* STATED GOAL
Retype all of the data below line for line, without changing a single character.

[Page element annotations]
-=-=-=-=-

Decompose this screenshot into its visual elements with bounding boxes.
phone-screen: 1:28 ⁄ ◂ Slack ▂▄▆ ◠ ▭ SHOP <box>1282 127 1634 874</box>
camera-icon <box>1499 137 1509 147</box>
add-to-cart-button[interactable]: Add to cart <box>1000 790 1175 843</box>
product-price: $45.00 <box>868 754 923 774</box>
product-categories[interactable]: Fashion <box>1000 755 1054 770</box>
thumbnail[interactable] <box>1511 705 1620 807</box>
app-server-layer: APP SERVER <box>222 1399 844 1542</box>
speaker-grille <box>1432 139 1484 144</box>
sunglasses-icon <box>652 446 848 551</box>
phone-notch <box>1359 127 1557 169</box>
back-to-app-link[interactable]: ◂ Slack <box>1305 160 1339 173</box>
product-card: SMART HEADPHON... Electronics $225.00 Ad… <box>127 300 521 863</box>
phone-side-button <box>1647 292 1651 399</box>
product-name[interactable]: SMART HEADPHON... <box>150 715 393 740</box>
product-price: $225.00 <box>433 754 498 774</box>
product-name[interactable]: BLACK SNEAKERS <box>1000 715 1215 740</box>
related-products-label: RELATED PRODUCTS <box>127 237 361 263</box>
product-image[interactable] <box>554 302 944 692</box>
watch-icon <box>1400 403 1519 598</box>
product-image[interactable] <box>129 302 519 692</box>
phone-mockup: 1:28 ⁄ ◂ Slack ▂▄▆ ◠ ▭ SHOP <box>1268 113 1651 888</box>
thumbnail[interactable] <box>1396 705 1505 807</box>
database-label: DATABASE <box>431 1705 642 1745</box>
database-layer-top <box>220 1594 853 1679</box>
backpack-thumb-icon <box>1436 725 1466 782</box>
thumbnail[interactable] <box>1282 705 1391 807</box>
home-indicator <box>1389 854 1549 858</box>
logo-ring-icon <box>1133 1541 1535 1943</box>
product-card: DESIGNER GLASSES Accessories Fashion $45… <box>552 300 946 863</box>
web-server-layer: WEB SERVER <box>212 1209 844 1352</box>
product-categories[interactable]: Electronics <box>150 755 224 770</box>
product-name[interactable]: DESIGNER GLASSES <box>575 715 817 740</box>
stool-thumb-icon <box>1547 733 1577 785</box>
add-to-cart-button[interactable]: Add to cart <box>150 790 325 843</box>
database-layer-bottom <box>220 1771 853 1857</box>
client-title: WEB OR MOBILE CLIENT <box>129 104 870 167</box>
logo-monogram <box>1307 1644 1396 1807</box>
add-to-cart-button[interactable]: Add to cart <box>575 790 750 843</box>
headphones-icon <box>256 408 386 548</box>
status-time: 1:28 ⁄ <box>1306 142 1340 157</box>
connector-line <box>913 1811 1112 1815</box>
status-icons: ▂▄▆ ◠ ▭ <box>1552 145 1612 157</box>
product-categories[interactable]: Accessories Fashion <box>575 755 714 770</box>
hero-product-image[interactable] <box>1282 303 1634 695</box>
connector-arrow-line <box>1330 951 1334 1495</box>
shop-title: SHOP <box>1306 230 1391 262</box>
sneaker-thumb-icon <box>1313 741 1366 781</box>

-=-=-=-=-

* THE ANSWER
Decompose this screenshot into its visual elements with bounding boxes.
phone-screen: 1:28 ⁄ ◂ Slack ▂▄▆ ◠ ▭ SHOP <box>1282 127 1634 874</box>
camera-icon <box>1499 137 1509 147</box>
add-to-cart-button[interactable]: Add to cart <box>1000 790 1175 843</box>
product-price: $45.00 <box>868 754 923 774</box>
product-categories[interactable]: Fashion <box>1000 755 1054 770</box>
thumbnail[interactable] <box>1511 705 1620 807</box>
app-server-layer: APP SERVER <box>222 1399 844 1542</box>
speaker-grille <box>1432 139 1484 144</box>
sunglasses-icon <box>652 446 848 551</box>
phone-notch <box>1359 127 1557 169</box>
back-to-app-link[interactable]: ◂ Slack <box>1305 160 1339 173</box>
product-card: SMART HEADPHON... Electronics $225.00 Ad… <box>127 300 521 863</box>
phone-side-button <box>1647 292 1651 399</box>
product-name[interactable]: SMART HEADPHON... <box>150 715 393 740</box>
product-price: $225.00 <box>433 754 498 774</box>
product-name[interactable]: BLACK SNEAKERS <box>1000 715 1215 740</box>
related-products-label: RELATED PRODUCTS <box>127 237 361 263</box>
product-image[interactable] <box>554 302 944 692</box>
watch-icon <box>1400 403 1519 598</box>
product-image[interactable] <box>129 302 519 692</box>
phone-mockup: 1:28 ⁄ ◂ Slack ▂▄▆ ◠ ▭ SHOP <box>1268 113 1651 888</box>
thumbnail[interactable] <box>1396 705 1505 807</box>
database-label: DATABASE <box>431 1705 642 1745</box>
database-layer-top <box>220 1594 853 1679</box>
backpack-thumb-icon <box>1436 725 1466 782</box>
thumbnail[interactable] <box>1282 705 1391 807</box>
home-indicator <box>1389 854 1549 858</box>
logo-ring-icon <box>1133 1541 1535 1943</box>
product-card: DESIGNER GLASSES Accessories Fashion $45… <box>552 300 946 863</box>
web-server-layer: WEB SERVER <box>212 1209 844 1352</box>
product-categories[interactable]: Electronics <box>150 755 224 770</box>
product-name[interactable]: DESIGNER GLASSES <box>575 715 817 740</box>
stool-thumb-icon <box>1547 733 1577 785</box>
add-to-cart-button[interactable]: Add to cart <box>150 790 325 843</box>
database-layer-bottom <box>220 1771 853 1857</box>
client-title: WEB OR MOBILE CLIENT <box>129 104 870 167</box>
logo-monogram <box>1307 1644 1396 1807</box>
add-to-cart-button[interactable]: Add to cart <box>575 790 750 843</box>
headphones-icon <box>256 408 386 548</box>
status-time: 1:28 ⁄ <box>1306 142 1340 157</box>
connector-line <box>913 1811 1112 1815</box>
status-icons: ▂▄▆ ◠ ▭ <box>1552 145 1612 157</box>
product-categories[interactable]: Accessories Fashion <box>575 755 714 770</box>
hero-product-image[interactable] <box>1282 303 1634 695</box>
connector-arrow-line <box>1330 951 1334 1495</box>
shop-title: SHOP <box>1306 230 1391 262</box>
sneaker-thumb-icon <box>1313 741 1366 781</box>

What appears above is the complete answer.